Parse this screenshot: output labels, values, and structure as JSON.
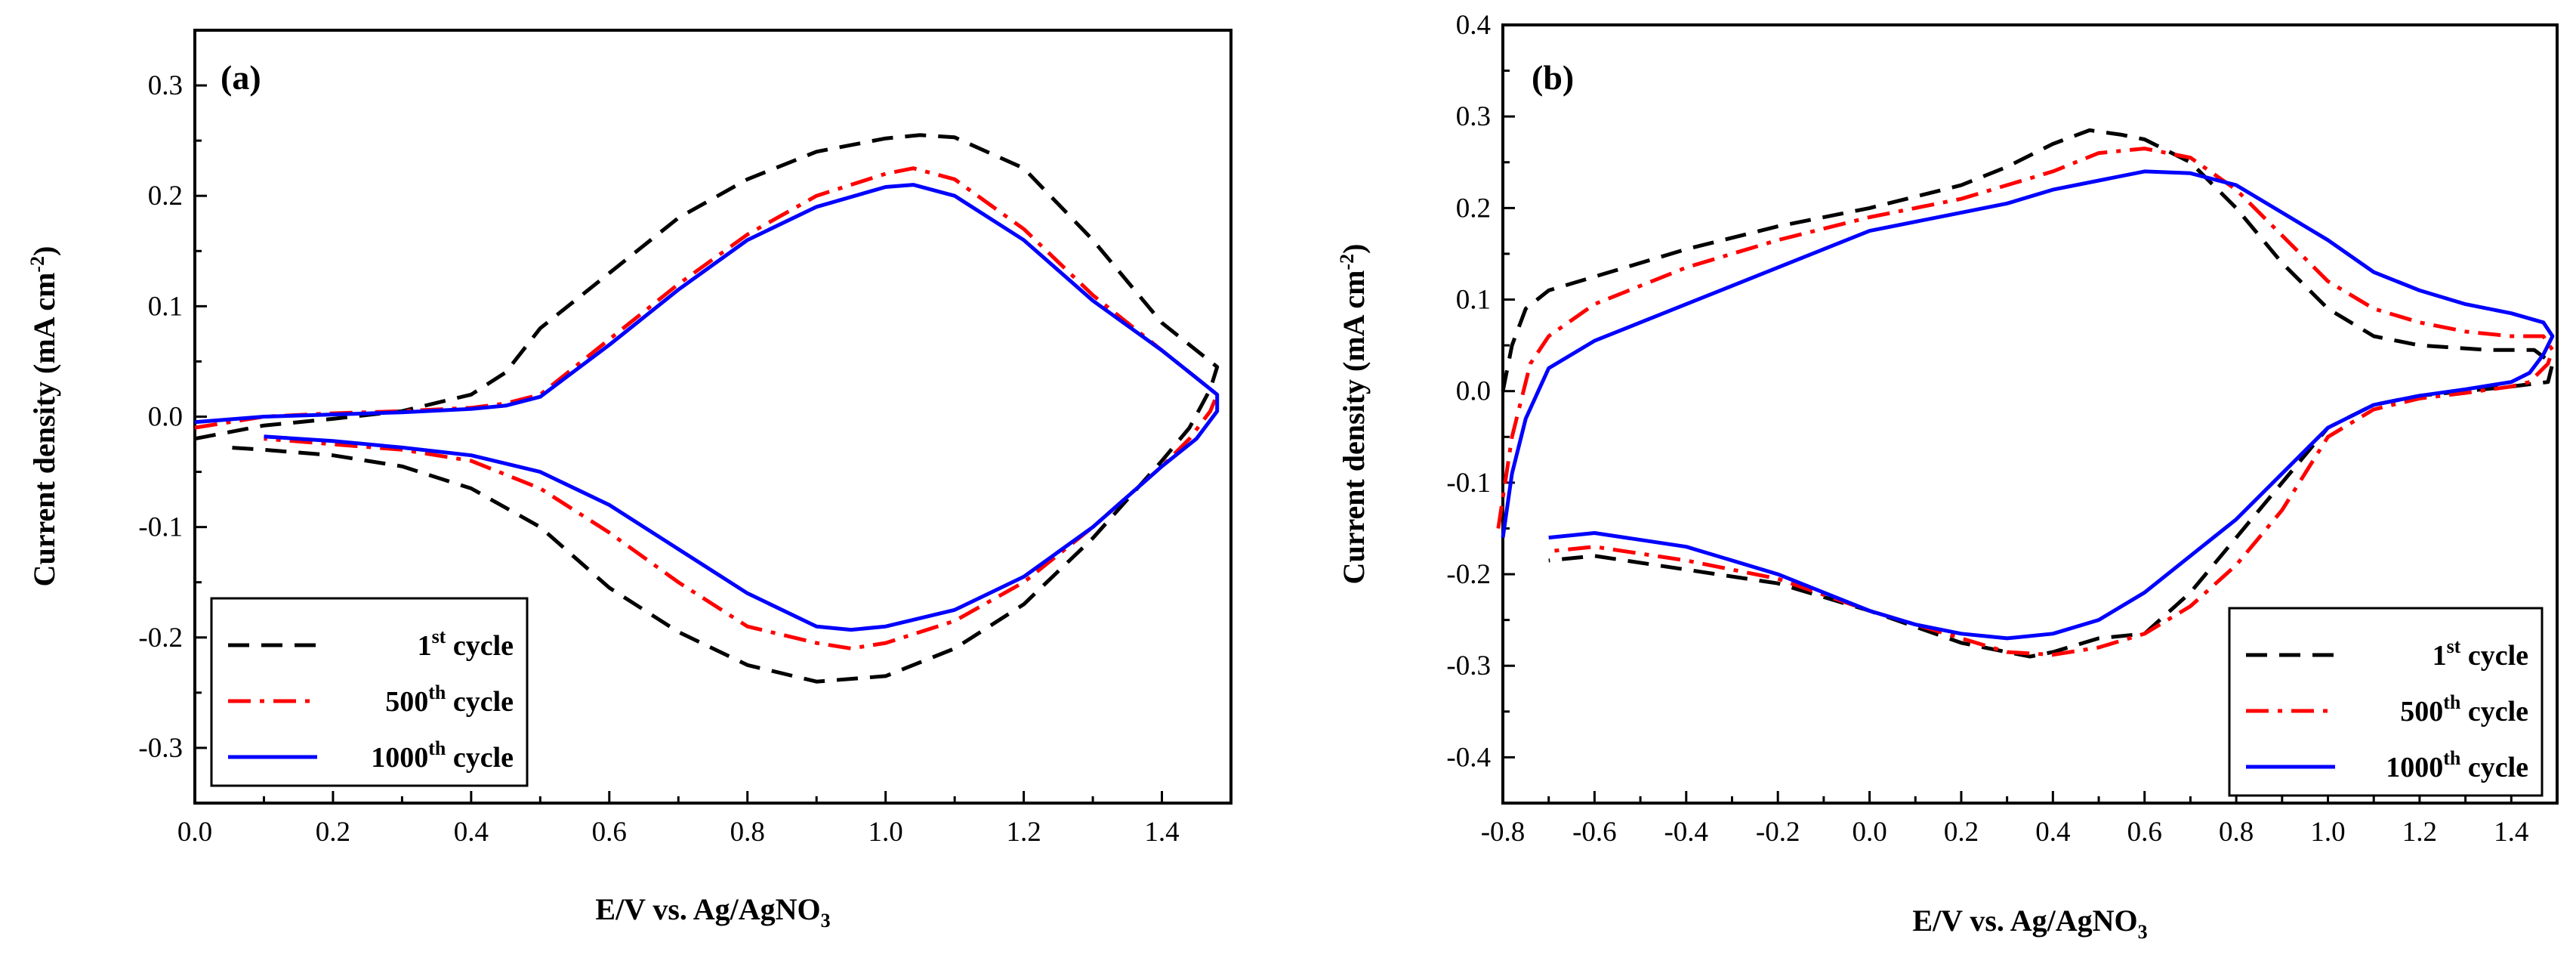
{
  "chart_data": [
    {
      "panel": "(a)",
      "type": "line",
      "xlabel": "E/V vs. Ag/AgNO",
      "xlabel_sub": "3",
      "ylabel": "Current density (mA cm",
      "ylabel_sup": "-2",
      "ylabel_close": ")",
      "xlim": [
        0.0,
        1.5
      ],
      "ylim": [
        -0.35,
        0.35
      ],
      "xticks": [
        "0.0",
        "0.2",
        "0.4",
        "0.6",
        "0.8",
        "1.0",
        "1.2",
        "1.4"
      ],
      "yticks": [
        "-0.3",
        "-0.2",
        "-0.1",
        "0.0",
        "0.1",
        "0.2",
        "0.3"
      ],
      "xtick_values": [
        0.0,
        0.2,
        0.4,
        0.6,
        0.8,
        1.0,
        1.2,
        1.4
      ],
      "ytick_values": [
        -0.3,
        -0.2,
        -0.1,
        0.0,
        0.1,
        0.2,
        0.3
      ],
      "legend_position": "bottom-left",
      "series": [
        {
          "name": "1st cycle",
          "label_main": "1",
          "label_sup": "st",
          "label_rest": " cycle",
          "color": "#000000",
          "style": "dashed",
          "points": [
            [
              0.0,
              -0.02
            ],
            [
              0.1,
              -0.008
            ],
            [
              0.2,
              -0.002
            ],
            [
              0.3,
              0.005
            ],
            [
              0.4,
              0.02
            ],
            [
              0.45,
              0.04
            ],
            [
              0.5,
              0.08
            ],
            [
              0.6,
              0.13
            ],
            [
              0.7,
              0.18
            ],
            [
              0.8,
              0.215
            ],
            [
              0.9,
              0.24
            ],
            [
              1.0,
              0.252
            ],
            [
              1.05,
              0.255
            ],
            [
              1.1,
              0.253
            ],
            [
              1.2,
              0.225
            ],
            [
              1.3,
              0.16
            ],
            [
              1.4,
              0.085
            ],
            [
              1.45,
              0.06
            ],
            [
              1.48,
              0.045
            ],
            [
              1.47,
              0.025
            ],
            [
              1.44,
              -0.01
            ],
            [
              1.4,
              -0.04
            ],
            [
              1.3,
              -0.11
            ],
            [
              1.2,
              -0.17
            ],
            [
              1.1,
              -0.21
            ],
            [
              1.0,
              -0.235
            ],
            [
              0.9,
              -0.24
            ],
            [
              0.8,
              -0.225
            ],
            [
              0.7,
              -0.195
            ],
            [
              0.6,
              -0.155
            ],
            [
              0.5,
              -0.1
            ],
            [
              0.4,
              -0.065
            ],
            [
              0.3,
              -0.045
            ],
            [
              0.2,
              -0.035
            ],
            [
              0.1,
              -0.03
            ],
            [
              0.05,
              -0.028
            ]
          ]
        },
        {
          "name": "500th cycle",
          "label_main": "500",
          "label_sup": "th",
          "label_rest": " cycle",
          "color": "#ff0000",
          "style": "dashdot",
          "points": [
            [
              0.0,
              -0.01
            ],
            [
              0.1,
              0.0
            ],
            [
              0.2,
              0.003
            ],
            [
              0.3,
              0.005
            ],
            [
              0.4,
              0.008
            ],
            [
              0.45,
              0.012
            ],
            [
              0.5,
              0.02
            ],
            [
              0.6,
              0.07
            ],
            [
              0.7,
              0.12
            ],
            [
              0.8,
              0.165
            ],
            [
              0.9,
              0.2
            ],
            [
              1.0,
              0.22
            ],
            [
              1.04,
              0.225
            ],
            [
              1.1,
              0.215
            ],
            [
              1.2,
              0.17
            ],
            [
              1.3,
              0.11
            ],
            [
              1.4,
              0.06
            ],
            [
              1.45,
              0.035
            ],
            [
              1.48,
              0.02
            ],
            [
              1.47,
              0.005
            ],
            [
              1.44,
              -0.02
            ],
            [
              1.4,
              -0.045
            ],
            [
              1.3,
              -0.1
            ],
            [
              1.2,
              -0.15
            ],
            [
              1.1,
              -0.185
            ],
            [
              1.0,
              -0.205
            ],
            [
              0.95,
              -0.21
            ],
            [
              0.9,
              -0.205
            ],
            [
              0.8,
              -0.19
            ],
            [
              0.7,
              -0.15
            ],
            [
              0.6,
              -0.105
            ],
            [
              0.5,
              -0.065
            ],
            [
              0.4,
              -0.04
            ],
            [
              0.3,
              -0.03
            ],
            [
              0.2,
              -0.025
            ],
            [
              0.1,
              -0.02
            ]
          ]
        },
        {
          "name": "1000th cycle",
          "label_main": "1000",
          "label_sup": "th",
          "label_rest": " cycle",
          "color": "#0000ff",
          "style": "solid",
          "points": [
            [
              0.0,
              -0.005
            ],
            [
              0.1,
              0.0
            ],
            [
              0.2,
              0.002
            ],
            [
              0.3,
              0.004
            ],
            [
              0.4,
              0.007
            ],
            [
              0.45,
              0.01
            ],
            [
              0.5,
              0.018
            ],
            [
              0.6,
              0.065
            ],
            [
              0.7,
              0.115
            ],
            [
              0.8,
              0.16
            ],
            [
              0.9,
              0.19
            ],
            [
              1.0,
              0.208
            ],
            [
              1.04,
              0.21
            ],
            [
              1.1,
              0.2
            ],
            [
              1.2,
              0.16
            ],
            [
              1.3,
              0.105
            ],
            [
              1.4,
              0.06
            ],
            [
              1.45,
              0.035
            ],
            [
              1.48,
              0.02
            ],
            [
              1.48,
              0.005
            ],
            [
              1.45,
              -0.02
            ],
            [
              1.4,
              -0.045
            ],
            [
              1.3,
              -0.1
            ],
            [
              1.2,
              -0.145
            ],
            [
              1.1,
              -0.175
            ],
            [
              1.0,
              -0.19
            ],
            [
              0.95,
              -0.193
            ],
            [
              0.9,
              -0.19
            ],
            [
              0.8,
              -0.16
            ],
            [
              0.7,
              -0.12
            ],
            [
              0.6,
              -0.08
            ],
            [
              0.5,
              -0.05
            ],
            [
              0.4,
              -0.035
            ],
            [
              0.3,
              -0.028
            ],
            [
              0.2,
              -0.022
            ],
            [
              0.1,
              -0.018
            ]
          ]
        }
      ]
    },
    {
      "panel": "(b)",
      "type": "line",
      "xlabel": "E/V vs. Ag/AgNO",
      "xlabel_sub": "3",
      "ylabel": "Current density (mA cm",
      "ylabel_sup": "-2",
      "ylabel_close": ")",
      "xlim": [
        -0.8,
        1.5
      ],
      "ylim": [
        -0.45,
        0.4
      ],
      "xticks": [
        "-0.8",
        "-0.6",
        "-0.4",
        "-0.2",
        "0.0",
        "0.2",
        "0.4",
        "0.6",
        "0.8",
        "1.0",
        "1.2",
        "1.4"
      ],
      "yticks": [
        "-0.4",
        "-0.3",
        "-0.2",
        "-0.1",
        "0.0",
        "0.1",
        "0.2",
        "0.3",
        "0.4"
      ],
      "xtick_values": [
        -0.8,
        -0.6,
        -0.4,
        -0.2,
        0.0,
        0.2,
        0.4,
        0.6,
        0.8,
        1.0,
        1.2,
        1.4
      ],
      "ytick_values": [
        -0.4,
        -0.3,
        -0.2,
        -0.1,
        0.0,
        0.1,
        0.2,
        0.3,
        0.4
      ],
      "legend_position": "bottom-right",
      "series": [
        {
          "name": "1st cycle",
          "label_main": "1",
          "label_sup": "st",
          "label_rest": " cycle",
          "color": "#000000",
          "style": "dashed",
          "points": [
            [
              -0.8,
              0.0
            ],
            [
              -0.78,
              0.05
            ],
            [
              -0.75,
              0.09
            ],
            [
              -0.7,
              0.11
            ],
            [
              -0.6,
              0.125
            ],
            [
              -0.4,
              0.155
            ],
            [
              -0.2,
              0.18
            ],
            [
              0.0,
              0.2
            ],
            [
              0.2,
              0.225
            ],
            [
              0.3,
              0.245
            ],
            [
              0.4,
              0.27
            ],
            [
              0.48,
              0.285
            ],
            [
              0.55,
              0.28
            ],
            [
              0.6,
              0.275
            ],
            [
              0.7,
              0.25
            ],
            [
              0.8,
              0.2
            ],
            [
              0.9,
              0.14
            ],
            [
              1.0,
              0.09
            ],
            [
              1.1,
              0.06
            ],
            [
              1.2,
              0.05
            ],
            [
              1.35,
              0.045
            ],
            [
              1.45,
              0.045
            ],
            [
              1.49,
              0.03
            ],
            [
              1.48,
              0.01
            ],
            [
              1.4,
              0.005
            ],
            [
              1.3,
              0.0
            ],
            [
              1.2,
              -0.005
            ],
            [
              1.1,
              -0.015
            ],
            [
              1.0,
              -0.04
            ],
            [
              0.9,
              -0.1
            ],
            [
              0.8,
              -0.16
            ],
            [
              0.7,
              -0.22
            ],
            [
              0.6,
              -0.265
            ],
            [
              0.5,
              -0.27
            ],
            [
              0.4,
              -0.285
            ],
            [
              0.35,
              -0.29
            ],
            [
              0.3,
              -0.285
            ],
            [
              0.2,
              -0.275
            ],
            [
              0.0,
              -0.24
            ],
            [
              -0.2,
              -0.21
            ],
            [
              -0.4,
              -0.195
            ],
            [
              -0.6,
              -0.18
            ],
            [
              -0.7,
              -0.185
            ]
          ]
        },
        {
          "name": "500th cycle",
          "label_main": "500",
          "label_sup": "th",
          "label_rest": " cycle",
          "color": "#ff0000",
          "style": "dashdot",
          "points": [
            [
              -0.81,
              -0.15
            ],
            [
              -0.78,
              -0.05
            ],
            [
              -0.74,
              0.03
            ],
            [
              -0.7,
              0.06
            ],
            [
              -0.6,
              0.095
            ],
            [
              -0.4,
              0.135
            ],
            [
              -0.2,
              0.165
            ],
            [
              0.0,
              0.19
            ],
            [
              0.2,
              0.21
            ],
            [
              0.4,
              0.24
            ],
            [
              0.5,
              0.26
            ],
            [
              0.6,
              0.265
            ],
            [
              0.7,
              0.255
            ],
            [
              0.8,
              0.22
            ],
            [
              0.9,
              0.17
            ],
            [
              1.0,
              0.12
            ],
            [
              1.1,
              0.09
            ],
            [
              1.2,
              0.075
            ],
            [
              1.3,
              0.065
            ],
            [
              1.4,
              0.06
            ],
            [
              1.47,
              0.06
            ],
            [
              1.49,
              0.045
            ],
            [
              1.48,
              0.03
            ],
            [
              1.44,
              0.01
            ],
            [
              1.4,
              0.005
            ],
            [
              1.3,
              -0.002
            ],
            [
              1.2,
              -0.008
            ],
            [
              1.1,
              -0.02
            ],
            [
              1.0,
              -0.05
            ],
            [
              0.9,
              -0.13
            ],
            [
              0.8,
              -0.19
            ],
            [
              0.7,
              -0.235
            ],
            [
              0.6,
              -0.265
            ],
            [
              0.5,
              -0.28
            ],
            [
              0.4,
              -0.288
            ],
            [
              0.3,
              -0.285
            ],
            [
              0.2,
              -0.27
            ],
            [
              0.0,
              -0.24
            ],
            [
              -0.2,
              -0.205
            ],
            [
              -0.4,
              -0.185
            ],
            [
              -0.6,
              -0.17
            ],
            [
              -0.7,
              -0.175
            ]
          ]
        },
        {
          "name": "1000th cycle",
          "label_main": "1000",
          "label_sup": "th",
          "label_rest": " cycle",
          "color": "#0000ff",
          "style": "solid",
          "points": [
            [
              -0.8,
              -0.16
            ],
            [
              -0.78,
              -0.09
            ],
            [
              -0.75,
              -0.03
            ],
            [
              -0.7,
              0.025
            ],
            [
              -0.6,
              0.055
            ],
            [
              -0.4,
              0.095
            ],
            [
              -0.2,
              0.135
            ],
            [
              0.0,
              0.175
            ],
            [
              0.2,
              0.195
            ],
            [
              0.3,
              0.205
            ],
            [
              0.4,
              0.22
            ],
            [
              0.5,
              0.23
            ],
            [
              0.6,
              0.24
            ],
            [
              0.7,
              0.238
            ],
            [
              0.8,
              0.225
            ],
            [
              0.9,
              0.195
            ],
            [
              1.0,
              0.165
            ],
            [
              1.1,
              0.13
            ],
            [
              1.2,
              0.11
            ],
            [
              1.3,
              0.095
            ],
            [
              1.4,
              0.085
            ],
            [
              1.47,
              0.075
            ],
            [
              1.49,
              0.06
            ],
            [
              1.47,
              0.04
            ],
            [
              1.44,
              0.02
            ],
            [
              1.4,
              0.01
            ],
            [
              1.3,
              0.002
            ],
            [
              1.2,
              -0.005
            ],
            [
              1.1,
              -0.015
            ],
            [
              1.0,
              -0.04
            ],
            [
              0.9,
              -0.09
            ],
            [
              0.8,
              -0.14
            ],
            [
              0.7,
              -0.18
            ],
            [
              0.6,
              -0.22
            ],
            [
              0.5,
              -0.25
            ],
            [
              0.4,
              -0.265
            ],
            [
              0.3,
              -0.27
            ],
            [
              0.2,
              -0.265
            ],
            [
              0.1,
              -0.255
            ],
            [
              0.0,
              -0.24
            ],
            [
              -0.2,
              -0.2
            ],
            [
              -0.4,
              -0.17
            ],
            [
              -0.6,
              -0.155
            ],
            [
              -0.7,
              -0.16
            ]
          ]
        }
      ]
    }
  ]
}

* [EXERCISE INSTRUCTIONS]: Identify each line in the records above that contains the word "bottom", and copy it out in full.

* [RESULT]:
      "legend_position": "bottom-left",
      "legend_position": "bottom-right",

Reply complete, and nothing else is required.